Extrait de page:
● ● ● ● ● ● ●
Comme avec « théâtre », le terme « cabaret » recouvre deux notions. C’est à la fois un lieu et une discipline, ou plus exactement un ensemble de disciplines: le chant, la danse, la musique, le burlesque, l’humour, le cirque, le transformisme données simultanément, avec une orientation plus ou moins affirmée vers la revue selon le choix du gestionnaire. Le terme s’applique à des salles qui ouvrent exclusivement au moment du spectacle par opposition à des lieux qui proposent une soirée cabaret et se transforment en bar pendant la semaine. Il est habituel d’y consommer, ce qui en fait une expérience unique, extrêmement conviviale. Tout est mis en œuvre pour inviter le public dans une atmosphère de détente, puisque même le service en salle fait partie de l’expérience. Michou, qui vient de nous quitter, n’accueillait pas son public par « Chers clients », mais par « Mes amis »!
● ● ● ● ● ● ●
(Données enregistrées)
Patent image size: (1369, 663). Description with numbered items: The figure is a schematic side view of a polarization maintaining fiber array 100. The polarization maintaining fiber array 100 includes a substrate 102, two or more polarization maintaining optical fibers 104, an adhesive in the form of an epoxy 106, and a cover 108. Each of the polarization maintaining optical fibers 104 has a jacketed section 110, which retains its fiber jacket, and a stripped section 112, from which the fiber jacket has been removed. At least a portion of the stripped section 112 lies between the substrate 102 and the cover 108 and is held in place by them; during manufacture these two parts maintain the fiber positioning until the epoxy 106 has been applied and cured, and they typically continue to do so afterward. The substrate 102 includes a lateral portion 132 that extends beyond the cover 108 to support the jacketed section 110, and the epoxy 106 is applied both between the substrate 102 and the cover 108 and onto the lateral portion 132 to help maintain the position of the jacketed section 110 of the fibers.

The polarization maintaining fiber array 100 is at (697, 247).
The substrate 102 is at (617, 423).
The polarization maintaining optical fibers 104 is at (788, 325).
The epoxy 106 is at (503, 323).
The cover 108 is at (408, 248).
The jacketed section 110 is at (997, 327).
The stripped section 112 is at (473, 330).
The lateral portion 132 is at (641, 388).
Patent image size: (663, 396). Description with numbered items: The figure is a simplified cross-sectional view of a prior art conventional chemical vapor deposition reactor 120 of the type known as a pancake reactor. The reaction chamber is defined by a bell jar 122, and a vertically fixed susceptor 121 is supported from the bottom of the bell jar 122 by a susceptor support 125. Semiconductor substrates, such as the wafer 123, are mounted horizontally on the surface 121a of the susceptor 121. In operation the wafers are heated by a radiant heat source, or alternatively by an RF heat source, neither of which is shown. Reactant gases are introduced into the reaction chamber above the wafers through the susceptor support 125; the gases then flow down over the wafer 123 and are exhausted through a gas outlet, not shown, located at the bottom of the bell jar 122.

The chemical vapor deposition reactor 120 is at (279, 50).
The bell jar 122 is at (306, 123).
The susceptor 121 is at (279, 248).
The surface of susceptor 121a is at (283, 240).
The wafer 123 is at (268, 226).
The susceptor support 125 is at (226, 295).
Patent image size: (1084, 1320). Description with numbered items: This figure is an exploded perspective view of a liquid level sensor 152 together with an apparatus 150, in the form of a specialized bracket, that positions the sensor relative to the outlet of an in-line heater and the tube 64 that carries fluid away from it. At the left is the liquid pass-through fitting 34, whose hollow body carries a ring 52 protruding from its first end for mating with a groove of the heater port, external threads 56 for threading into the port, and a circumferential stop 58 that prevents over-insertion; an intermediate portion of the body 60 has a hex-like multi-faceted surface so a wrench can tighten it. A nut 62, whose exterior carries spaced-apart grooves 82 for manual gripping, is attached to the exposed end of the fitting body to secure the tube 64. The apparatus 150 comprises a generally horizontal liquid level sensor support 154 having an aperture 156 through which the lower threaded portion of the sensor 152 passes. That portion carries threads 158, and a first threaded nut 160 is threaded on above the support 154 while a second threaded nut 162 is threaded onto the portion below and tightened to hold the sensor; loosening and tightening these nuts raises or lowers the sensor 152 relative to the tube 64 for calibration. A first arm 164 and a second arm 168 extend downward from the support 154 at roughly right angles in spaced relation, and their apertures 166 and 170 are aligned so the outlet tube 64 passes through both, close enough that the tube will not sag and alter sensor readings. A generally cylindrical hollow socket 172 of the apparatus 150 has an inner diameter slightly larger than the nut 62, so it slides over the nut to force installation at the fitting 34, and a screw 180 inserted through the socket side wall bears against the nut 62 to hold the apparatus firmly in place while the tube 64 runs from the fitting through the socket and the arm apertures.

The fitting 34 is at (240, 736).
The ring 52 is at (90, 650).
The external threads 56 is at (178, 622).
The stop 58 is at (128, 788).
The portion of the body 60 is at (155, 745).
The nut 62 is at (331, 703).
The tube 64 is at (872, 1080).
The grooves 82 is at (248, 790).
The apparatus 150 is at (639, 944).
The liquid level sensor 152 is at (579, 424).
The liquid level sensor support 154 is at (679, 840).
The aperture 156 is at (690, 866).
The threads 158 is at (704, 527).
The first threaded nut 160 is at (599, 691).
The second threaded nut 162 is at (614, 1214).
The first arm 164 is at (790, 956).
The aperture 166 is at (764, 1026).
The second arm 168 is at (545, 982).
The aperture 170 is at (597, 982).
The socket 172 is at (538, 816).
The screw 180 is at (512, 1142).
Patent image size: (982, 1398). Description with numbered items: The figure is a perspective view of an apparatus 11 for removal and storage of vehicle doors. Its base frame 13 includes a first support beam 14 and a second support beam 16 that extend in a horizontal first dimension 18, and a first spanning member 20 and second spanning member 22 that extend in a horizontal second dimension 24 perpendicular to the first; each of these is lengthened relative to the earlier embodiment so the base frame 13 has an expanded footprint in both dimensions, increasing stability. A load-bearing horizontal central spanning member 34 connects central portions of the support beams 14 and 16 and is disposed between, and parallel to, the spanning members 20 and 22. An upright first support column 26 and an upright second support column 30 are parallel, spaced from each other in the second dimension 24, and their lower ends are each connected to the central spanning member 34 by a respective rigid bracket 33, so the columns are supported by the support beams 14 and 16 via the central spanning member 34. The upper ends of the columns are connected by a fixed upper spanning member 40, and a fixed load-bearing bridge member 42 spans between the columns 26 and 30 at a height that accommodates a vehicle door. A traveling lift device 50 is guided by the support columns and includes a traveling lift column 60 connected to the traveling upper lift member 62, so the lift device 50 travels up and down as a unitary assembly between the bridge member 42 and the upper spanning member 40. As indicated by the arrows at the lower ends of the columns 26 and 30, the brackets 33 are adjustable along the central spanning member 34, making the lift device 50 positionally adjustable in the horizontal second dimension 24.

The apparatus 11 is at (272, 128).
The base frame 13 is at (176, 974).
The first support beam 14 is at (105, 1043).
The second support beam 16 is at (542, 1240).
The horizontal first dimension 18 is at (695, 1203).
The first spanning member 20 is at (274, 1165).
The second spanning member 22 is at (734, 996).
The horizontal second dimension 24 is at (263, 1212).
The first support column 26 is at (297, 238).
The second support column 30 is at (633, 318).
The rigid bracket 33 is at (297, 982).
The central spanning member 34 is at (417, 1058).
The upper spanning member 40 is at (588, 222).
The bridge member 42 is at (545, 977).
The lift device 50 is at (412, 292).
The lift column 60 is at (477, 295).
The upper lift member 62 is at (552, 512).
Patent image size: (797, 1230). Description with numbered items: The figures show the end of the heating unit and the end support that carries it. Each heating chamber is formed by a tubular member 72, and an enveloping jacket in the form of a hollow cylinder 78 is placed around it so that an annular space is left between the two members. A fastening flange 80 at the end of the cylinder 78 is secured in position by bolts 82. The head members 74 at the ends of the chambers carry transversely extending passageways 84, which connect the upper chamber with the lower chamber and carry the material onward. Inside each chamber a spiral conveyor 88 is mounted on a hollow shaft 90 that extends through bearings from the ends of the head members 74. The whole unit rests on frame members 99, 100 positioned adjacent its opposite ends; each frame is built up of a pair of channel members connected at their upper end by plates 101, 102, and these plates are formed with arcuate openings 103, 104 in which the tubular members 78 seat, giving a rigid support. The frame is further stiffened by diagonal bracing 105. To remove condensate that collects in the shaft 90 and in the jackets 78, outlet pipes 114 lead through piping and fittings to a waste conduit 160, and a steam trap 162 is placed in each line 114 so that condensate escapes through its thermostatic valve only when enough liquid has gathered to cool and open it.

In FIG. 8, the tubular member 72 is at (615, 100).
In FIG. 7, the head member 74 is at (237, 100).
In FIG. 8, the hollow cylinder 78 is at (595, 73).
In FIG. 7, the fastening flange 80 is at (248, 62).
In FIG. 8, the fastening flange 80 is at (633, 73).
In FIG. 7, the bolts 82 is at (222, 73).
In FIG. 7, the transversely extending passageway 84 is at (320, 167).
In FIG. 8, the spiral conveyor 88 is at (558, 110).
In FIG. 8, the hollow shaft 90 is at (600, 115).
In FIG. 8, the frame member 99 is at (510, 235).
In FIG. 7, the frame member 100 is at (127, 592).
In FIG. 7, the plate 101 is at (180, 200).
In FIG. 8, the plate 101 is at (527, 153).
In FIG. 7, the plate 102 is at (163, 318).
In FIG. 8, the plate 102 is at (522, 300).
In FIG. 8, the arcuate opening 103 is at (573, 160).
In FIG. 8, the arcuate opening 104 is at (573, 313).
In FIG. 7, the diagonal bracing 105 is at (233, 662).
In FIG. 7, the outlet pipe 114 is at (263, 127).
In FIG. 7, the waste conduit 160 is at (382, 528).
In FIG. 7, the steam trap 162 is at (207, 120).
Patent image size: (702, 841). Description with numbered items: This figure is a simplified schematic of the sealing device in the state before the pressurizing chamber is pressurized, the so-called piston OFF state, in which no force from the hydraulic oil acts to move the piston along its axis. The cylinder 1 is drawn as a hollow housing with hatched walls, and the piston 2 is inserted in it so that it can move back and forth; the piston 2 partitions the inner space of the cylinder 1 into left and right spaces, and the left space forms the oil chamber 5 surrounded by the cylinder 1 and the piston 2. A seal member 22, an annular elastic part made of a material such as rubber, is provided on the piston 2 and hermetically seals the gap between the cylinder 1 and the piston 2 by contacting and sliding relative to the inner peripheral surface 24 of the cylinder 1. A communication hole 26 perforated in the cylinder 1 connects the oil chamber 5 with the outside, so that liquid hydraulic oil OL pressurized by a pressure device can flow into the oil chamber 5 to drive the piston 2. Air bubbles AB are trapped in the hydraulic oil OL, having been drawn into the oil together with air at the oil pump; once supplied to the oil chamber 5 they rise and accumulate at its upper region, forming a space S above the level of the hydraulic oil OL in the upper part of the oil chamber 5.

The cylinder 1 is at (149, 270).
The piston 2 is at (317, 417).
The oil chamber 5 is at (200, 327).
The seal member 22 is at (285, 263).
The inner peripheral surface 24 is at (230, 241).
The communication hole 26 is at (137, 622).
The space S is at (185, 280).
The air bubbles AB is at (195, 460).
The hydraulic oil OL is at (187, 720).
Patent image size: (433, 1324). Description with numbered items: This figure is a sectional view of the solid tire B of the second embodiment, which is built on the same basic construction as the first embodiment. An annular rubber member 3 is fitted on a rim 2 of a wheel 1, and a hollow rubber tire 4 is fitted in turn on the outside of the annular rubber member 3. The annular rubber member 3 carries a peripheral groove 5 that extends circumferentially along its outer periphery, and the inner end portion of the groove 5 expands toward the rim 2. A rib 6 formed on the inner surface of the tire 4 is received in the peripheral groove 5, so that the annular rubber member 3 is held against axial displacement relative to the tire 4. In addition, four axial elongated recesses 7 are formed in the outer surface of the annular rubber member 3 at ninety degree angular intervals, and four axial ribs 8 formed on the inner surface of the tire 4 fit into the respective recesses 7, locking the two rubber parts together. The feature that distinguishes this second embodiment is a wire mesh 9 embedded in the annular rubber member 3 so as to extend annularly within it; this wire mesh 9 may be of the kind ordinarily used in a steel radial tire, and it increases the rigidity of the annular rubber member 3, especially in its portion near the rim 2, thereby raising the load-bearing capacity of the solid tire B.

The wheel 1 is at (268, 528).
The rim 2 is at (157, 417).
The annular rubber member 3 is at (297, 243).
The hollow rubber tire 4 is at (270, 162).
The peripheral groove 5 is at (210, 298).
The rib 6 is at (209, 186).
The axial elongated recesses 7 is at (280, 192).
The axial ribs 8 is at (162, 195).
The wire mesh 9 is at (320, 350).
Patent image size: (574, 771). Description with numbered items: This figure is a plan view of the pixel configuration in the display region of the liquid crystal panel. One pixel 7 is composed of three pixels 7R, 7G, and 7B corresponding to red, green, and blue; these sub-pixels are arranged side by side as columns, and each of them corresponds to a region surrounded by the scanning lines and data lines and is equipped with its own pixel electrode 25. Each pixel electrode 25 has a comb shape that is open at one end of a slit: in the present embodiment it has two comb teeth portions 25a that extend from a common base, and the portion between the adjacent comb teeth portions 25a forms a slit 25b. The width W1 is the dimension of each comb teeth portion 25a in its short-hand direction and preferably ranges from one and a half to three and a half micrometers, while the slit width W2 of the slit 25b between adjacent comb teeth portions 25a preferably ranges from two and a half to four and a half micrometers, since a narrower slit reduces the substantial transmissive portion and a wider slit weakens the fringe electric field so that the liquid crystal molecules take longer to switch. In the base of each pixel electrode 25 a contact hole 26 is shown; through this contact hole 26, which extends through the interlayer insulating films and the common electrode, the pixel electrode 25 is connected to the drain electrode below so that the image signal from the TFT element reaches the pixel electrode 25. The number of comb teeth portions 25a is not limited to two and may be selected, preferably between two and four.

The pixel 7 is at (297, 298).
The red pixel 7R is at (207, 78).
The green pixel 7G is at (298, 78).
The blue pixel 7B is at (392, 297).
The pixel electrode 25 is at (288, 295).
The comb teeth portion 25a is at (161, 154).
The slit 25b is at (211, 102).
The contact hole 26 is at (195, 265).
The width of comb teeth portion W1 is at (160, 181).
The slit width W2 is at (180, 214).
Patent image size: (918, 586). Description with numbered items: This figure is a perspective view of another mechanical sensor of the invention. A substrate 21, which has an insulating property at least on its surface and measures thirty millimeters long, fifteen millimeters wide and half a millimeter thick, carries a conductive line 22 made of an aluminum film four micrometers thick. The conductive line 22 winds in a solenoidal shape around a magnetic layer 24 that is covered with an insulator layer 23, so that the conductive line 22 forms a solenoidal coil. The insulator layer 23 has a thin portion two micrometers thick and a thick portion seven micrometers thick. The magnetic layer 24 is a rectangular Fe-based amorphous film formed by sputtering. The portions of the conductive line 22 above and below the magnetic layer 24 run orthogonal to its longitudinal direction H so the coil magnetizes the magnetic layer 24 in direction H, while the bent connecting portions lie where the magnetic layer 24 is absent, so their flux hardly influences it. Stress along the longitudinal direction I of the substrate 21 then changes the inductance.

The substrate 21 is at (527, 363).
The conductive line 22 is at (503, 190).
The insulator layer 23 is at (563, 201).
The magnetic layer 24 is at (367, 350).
● ● ● ● ● ● ●
D'après l'extrait sur le cabaret, avec quels mots Michou accueillait-il son public ? Vous n'avez pas besoin de ces lignes.

Il disait « Mes amis » et non « Chers clients ».